(Data entries)
>> Begin
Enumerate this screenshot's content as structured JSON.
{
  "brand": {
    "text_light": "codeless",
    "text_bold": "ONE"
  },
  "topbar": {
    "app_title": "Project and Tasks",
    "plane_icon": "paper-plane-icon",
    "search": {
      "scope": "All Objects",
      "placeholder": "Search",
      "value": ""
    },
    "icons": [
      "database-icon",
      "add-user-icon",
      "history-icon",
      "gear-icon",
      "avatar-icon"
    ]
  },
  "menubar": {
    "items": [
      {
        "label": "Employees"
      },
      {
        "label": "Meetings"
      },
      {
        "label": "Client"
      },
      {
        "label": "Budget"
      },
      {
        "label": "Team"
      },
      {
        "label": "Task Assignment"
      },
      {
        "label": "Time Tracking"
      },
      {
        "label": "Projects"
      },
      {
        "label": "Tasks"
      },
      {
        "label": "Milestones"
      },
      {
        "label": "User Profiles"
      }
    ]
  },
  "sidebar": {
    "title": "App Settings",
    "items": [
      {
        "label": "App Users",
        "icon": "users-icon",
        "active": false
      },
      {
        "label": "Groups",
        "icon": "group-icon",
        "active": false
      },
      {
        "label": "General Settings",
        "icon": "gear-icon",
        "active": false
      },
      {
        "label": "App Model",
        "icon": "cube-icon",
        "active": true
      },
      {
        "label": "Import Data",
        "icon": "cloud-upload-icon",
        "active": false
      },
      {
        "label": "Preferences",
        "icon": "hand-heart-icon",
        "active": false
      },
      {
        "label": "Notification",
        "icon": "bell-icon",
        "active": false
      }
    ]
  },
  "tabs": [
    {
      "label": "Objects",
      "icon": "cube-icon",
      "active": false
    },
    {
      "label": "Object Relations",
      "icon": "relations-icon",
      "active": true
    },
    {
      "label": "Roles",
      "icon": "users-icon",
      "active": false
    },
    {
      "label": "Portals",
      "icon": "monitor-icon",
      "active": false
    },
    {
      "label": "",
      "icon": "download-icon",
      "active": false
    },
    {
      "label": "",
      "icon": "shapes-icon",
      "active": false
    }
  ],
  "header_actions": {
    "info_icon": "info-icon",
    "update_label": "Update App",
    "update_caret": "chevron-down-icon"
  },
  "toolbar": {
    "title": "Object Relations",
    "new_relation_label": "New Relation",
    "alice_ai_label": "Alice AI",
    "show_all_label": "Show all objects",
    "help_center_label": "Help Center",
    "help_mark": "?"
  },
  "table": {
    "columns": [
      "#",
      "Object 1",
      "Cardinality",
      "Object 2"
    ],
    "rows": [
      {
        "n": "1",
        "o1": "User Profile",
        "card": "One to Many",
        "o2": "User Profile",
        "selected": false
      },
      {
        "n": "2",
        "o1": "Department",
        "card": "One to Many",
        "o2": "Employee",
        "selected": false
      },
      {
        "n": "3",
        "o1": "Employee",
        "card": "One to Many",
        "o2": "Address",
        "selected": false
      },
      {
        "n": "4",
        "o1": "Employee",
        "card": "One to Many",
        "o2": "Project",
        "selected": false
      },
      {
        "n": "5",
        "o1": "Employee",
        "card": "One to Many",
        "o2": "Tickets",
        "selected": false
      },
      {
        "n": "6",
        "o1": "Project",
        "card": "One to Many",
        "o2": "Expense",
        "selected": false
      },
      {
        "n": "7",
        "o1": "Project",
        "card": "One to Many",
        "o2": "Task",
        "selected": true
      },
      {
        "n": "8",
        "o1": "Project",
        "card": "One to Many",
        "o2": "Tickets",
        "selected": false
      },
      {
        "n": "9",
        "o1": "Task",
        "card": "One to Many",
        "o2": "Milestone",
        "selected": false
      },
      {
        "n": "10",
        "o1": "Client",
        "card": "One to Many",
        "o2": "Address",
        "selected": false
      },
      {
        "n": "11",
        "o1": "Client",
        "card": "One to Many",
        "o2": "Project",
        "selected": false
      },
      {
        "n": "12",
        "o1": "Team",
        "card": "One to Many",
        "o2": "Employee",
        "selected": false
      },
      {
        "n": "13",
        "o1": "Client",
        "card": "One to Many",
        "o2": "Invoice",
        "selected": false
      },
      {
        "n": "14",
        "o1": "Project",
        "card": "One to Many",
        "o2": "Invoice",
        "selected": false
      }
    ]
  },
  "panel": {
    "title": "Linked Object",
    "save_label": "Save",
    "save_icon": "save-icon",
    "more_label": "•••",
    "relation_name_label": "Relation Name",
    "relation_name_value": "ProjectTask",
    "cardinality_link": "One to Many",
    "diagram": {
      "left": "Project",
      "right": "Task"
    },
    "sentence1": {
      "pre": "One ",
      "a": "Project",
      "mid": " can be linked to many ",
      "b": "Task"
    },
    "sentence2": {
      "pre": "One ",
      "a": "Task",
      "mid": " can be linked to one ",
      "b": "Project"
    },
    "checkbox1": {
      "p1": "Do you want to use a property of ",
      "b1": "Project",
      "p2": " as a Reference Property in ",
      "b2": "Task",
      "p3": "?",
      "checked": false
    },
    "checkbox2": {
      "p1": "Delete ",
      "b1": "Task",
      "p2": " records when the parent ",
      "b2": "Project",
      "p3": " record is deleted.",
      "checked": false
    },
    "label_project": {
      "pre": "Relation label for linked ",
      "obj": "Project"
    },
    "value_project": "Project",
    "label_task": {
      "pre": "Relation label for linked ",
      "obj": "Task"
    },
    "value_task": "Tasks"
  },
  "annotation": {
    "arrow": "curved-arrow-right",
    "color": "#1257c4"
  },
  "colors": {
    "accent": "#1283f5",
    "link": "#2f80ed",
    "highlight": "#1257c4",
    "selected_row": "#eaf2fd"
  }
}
>> End
--- Written exercise ---
Return the entries above exactly, each one complete.

--- The answer ---
Enumerate this screenshot's content as structured JSON.
{
  "brand": {
    "text_light": "codeless",
    "text_bold": "ONE"
  },
  "topbar": {
    "app_title": "Project and Tasks",
    "plane_icon": "paper-plane-icon",
    "search": {
      "scope": "All Objects",
      "placeholder": "Search",
      "value": ""
    },
    "icons": [
      "database-icon",
      "add-user-icon",
      "history-icon",
      "gear-icon",
      "avatar-icon"
    ]
  },
  "menubar": {
    "items": [
      {
        "label": "Employees"
      },
      {
        "label": "Meetings"
      },
      {
        "label": "Client"
      },
      {
        "label": "Budget"
      },
      {
        "label": "Team"
      },
      {
        "label": "Task Assignment"
      },
      {
        "label": "Time Tracking"
      },
      {
        "label": "Projects"
      },
      {
        "label": "Tasks"
      },
      {
        "label": "Milestones"
      },
      {
        "label": "User Profiles"
      }
    ]
  },
  "sidebar": {
    "title": "App Settings",
    "items": [
      {
        "label": "App Users",
        "icon": "users-icon",
        "active": false
      },
      {
        "label": "Groups",
        "icon": "group-icon",
        "active": false
      },
      {
        "label": "General Settings",
        "icon": "gear-icon",
        "active": false
      },
      {
        "label": "App Model",
        "icon": "cube-icon",
        "active": true
      },
      {
        "label": "Import Data",
        "icon": "cloud-upload-icon",
        "active": false
      },
      {
        "label": "Preferences",
        "icon": "hand-heart-icon",
        "active": false
      },
      {
        "label": "Notification",
        "icon": "bell-icon",
        "active": false
      }
    ]
  },
  "tabs": [
    {
      "label": "Objects",
      "icon": "cube-icon",
      "active": false
    },
    {
      "label": "Object Relations",
      "icon": "relations-icon",
      "active": true
    },
    {
      "label": "Roles",
      "icon": "users-icon",
      "active": false
    },
    {
      "label": "Portals",
      "icon": "monitor-icon",
      "active": false
    },
    {
      "label": "",
      "icon": "download-icon",
      "active": false
    },
    {
      "label": "",
      "icon": "shapes-icon",
      "active": false
    }
  ],
  "header_actions": {
    "info_icon": "info-icon",
    "update_label": "Update App",
    "update_caret": "chevron-down-icon"
  },
  "toolbar": {
    "title": "Object Relations",
    "new_relation_label": "New Relation",
    "alice_ai_label": "Alice AI",
    "show_all_label": "Show all objects",
    "help_center_label": "Help Center",
    "help_mark": "?"
  },
  "table": {
    "columns": [
      "#",
      "Object 1",
      "Cardinality",
      "Object 2"
    ],
    "rows": [
      {
        "n": "1",
        "o1": "User Profile",
        "card": "One to Many",
        "o2": "User Profile",
        "selected": false
      },
      {
        "n": "2",
        "o1": "Department",
        "card": "One to Many",
        "o2": "Employee",
        "selected": false
      },
      {
        "n": "3",
        "o1": "Employee",
        "card": "One to Many",
        "o2": "Address",
        "selected": false
      },
      {
        "n": "4",
        "o1": "Employee",
        "card": "One to Many",
        "o2": "Project",
        "selected": false
      },
      {
        "n": "5",
        "o1": "Employee",
        "card": "One to Many",
        "o2": "Tickets",
        "selected": false
      },
      {
        "n": "6",
        "o1": "Project",
        "card": "One to Many",
        "o2": "Expense",
        "selected": false
      },
      {
        "n": "7",
        "o1": "Project",
        "card": "One to Many",
        "o2": "Task",
        "selected": true
      },
      {
        "n": "8",
        "o1": "Project",
        "card": "One to Many",
        "o2": "Tickets",
        "selected": false
      },
      {
        "n": "9",
        "o1": "Task",
        "card": "One to Many",
        "o2": "Milestone",
        "selected": false
      },
      {
        "n": "10",
        "o1": "Client",
        "card": "One to Many",
        "o2": "Address",
        "selected": false
      },
      {
        "n": "11",
        "o1": "Client",
        "card": "One to Many",
        "o2": "Project",
        "selected": false
      },
      {
        "n": "12",
        "o1": "Team",
        "card": "One to Many",
        "o2": "Employee",
        "selected": false
      },
      {
        "n": "13",
        "o1": "Client",
        "card": "One to Many",
        "o2": "Invoice",
        "selected": false
      },
      {
        "n": "14",
        "o1": "Project",
        "card": "One to Many",
        "o2": "Invoice",
        "selected": false
      }
    ]
  },
  "panel": {
    "title": "Linked Object",
    "save_label": "Save",
    "save_icon": "save-icon",
    "more_label": "•••",
    "relation_name_label": "Relation Name",
    "relation_name_value": "ProjectTask",
    "cardinality_link": "One to Many",
    "diagram": {
      "left": "Project",
      "right": "Task"
    },
    "sentence1": {
      "pre": "One ",
      "a": "Project",
      "mid": " can be linked to many ",
      "b": "Task"
    },
    "sentence2": {
      "pre": "One ",
      "a": "Task",
      "mid": " can be linked to one ",
      "b": "Project"
    },
    "checkbox1": {
      "p1": "Do you want to use a property of ",
      "b1": "Project",
      "p2": " as a Reference Property in ",
      "b2": "Task",
      "p3": "?",
      "checked": false
    },
    "checkbox2": {
      "p1": "Delete ",
      "b1": "Task",
      "p2": " records when the parent ",
      "b2": "Project",
      "p3": " record is deleted.",
      "checked": false
    },
    "label_project": {
      "pre": "Relation label for linked ",
      "obj": "Project"
    },
    "value_project": "Project",
    "label_task": {
      "pre": "Relation label for linked ",
      "obj": "Task"
    },
    "value_task": "Tasks"
  },
  "annotation": {
    "arrow": "curved-arrow-right",
    "color": "#1257c4"
  },
  "colors": {
    "accent": "#1283f5",
    "link": "#2f80ed",
    "highlight": "#1257c4",
    "selected_row": "#eaf2fd"
  }
}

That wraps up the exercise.